● Problem description: Reproduce all the entries precisely.

Dataset entries
• • •

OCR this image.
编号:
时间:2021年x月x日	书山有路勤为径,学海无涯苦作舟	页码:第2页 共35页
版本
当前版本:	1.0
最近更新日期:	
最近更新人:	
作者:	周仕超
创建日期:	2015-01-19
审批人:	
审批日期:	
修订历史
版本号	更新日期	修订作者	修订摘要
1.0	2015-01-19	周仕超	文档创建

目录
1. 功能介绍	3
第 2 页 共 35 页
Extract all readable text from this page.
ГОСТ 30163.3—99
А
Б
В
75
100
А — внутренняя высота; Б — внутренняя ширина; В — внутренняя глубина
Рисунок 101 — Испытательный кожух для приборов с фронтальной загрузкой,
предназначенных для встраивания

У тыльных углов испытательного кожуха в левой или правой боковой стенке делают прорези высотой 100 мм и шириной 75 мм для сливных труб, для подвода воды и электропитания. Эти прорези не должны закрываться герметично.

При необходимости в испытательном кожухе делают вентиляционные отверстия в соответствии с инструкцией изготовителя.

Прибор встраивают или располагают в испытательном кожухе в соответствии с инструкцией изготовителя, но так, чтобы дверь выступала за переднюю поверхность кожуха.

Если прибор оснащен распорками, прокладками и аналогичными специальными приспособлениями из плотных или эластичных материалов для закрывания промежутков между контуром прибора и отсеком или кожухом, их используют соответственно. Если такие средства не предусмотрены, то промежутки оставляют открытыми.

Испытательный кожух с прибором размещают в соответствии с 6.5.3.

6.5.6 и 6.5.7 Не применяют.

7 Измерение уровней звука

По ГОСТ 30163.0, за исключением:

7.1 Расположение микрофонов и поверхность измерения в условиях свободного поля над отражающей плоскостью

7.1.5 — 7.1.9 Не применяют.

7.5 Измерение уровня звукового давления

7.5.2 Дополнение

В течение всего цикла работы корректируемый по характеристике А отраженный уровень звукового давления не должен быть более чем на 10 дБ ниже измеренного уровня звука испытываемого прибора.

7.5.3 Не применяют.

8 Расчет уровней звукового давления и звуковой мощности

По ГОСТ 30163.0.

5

• • •

● Solution to the problem:
OCR this image.
编号:
时间:2021年x月x日	书山有路勤为径,学海无涯苦作舟	页码:第2页 共35页
版本
当前版本:	1.0
最近更新日期:	
最近更新人:	
作者:	周仕超
创建日期:	2015-01-19
审批人:	
审批日期:	
修订历史
版本号	更新日期	修订作者	修订摘要
1.0	2015-01-19	周仕超	文档创建

目录
1. 功能介绍	3
第 2 页 共 35 页
Extract all readable text from this page.
ГОСТ 30163.3—99
А
Б
В
75
100
А — внутренняя высота; Б — внутренняя ширина; В — внутренняя глубина
Рисунок 101 — Испытательный кожух для приборов с фронтальной загрузкой,
предназначенных для встраивания

У тыльных углов испытательного кожуха в левой или правой боковой стенке делают прорези высотой 100 мм и шириной 75 мм для сливных труб, для подвода воды и электропитания. Эти прорези не должны закрываться герметично.

При необходимости в испытательном кожухе делают вентиляционные отверстия в соответствии с инструкцией изготовителя.

Прибор встраивают или располагают в испытательном кожухе в соответствии с инструкцией изготовителя, но так, чтобы дверь выступала за переднюю поверхность кожуха.

Если прибор оснащен распорками, прокладками и аналогичными специальными приспособлениями из плотных или эластичных материалов для закрывания промежутков между контуром прибора и отсеком или кожухом, их используют соответственно. Если такие средства не предусмотрены, то промежутки оставляют открытыми.

Испытательный кожух с прибором размещают в соответствии с 6.5.3.

6.5.6 и 6.5.7 Не применяют.

7 Измерение уровней звука

По ГОСТ 30163.0, за исключением:

7.1 Расположение микрофонов и поверхность измерения в условиях свободного поля над отражающей плоскостью

7.1.5 — 7.1.9 Не применяют.

7.5 Измерение уровня звукового давления

7.5.2 Дополнение

В течение всего цикла работы корректируемый по характеристике А отраженный уровень звукового давления не должен быть более чем на 10 дБ ниже измеренного уровня звука испытываемого прибора.

7.5.3 Не применяют.

8 Расчет уровней звукового давления и звуковой мощности

По ГОСТ 30163.0.

5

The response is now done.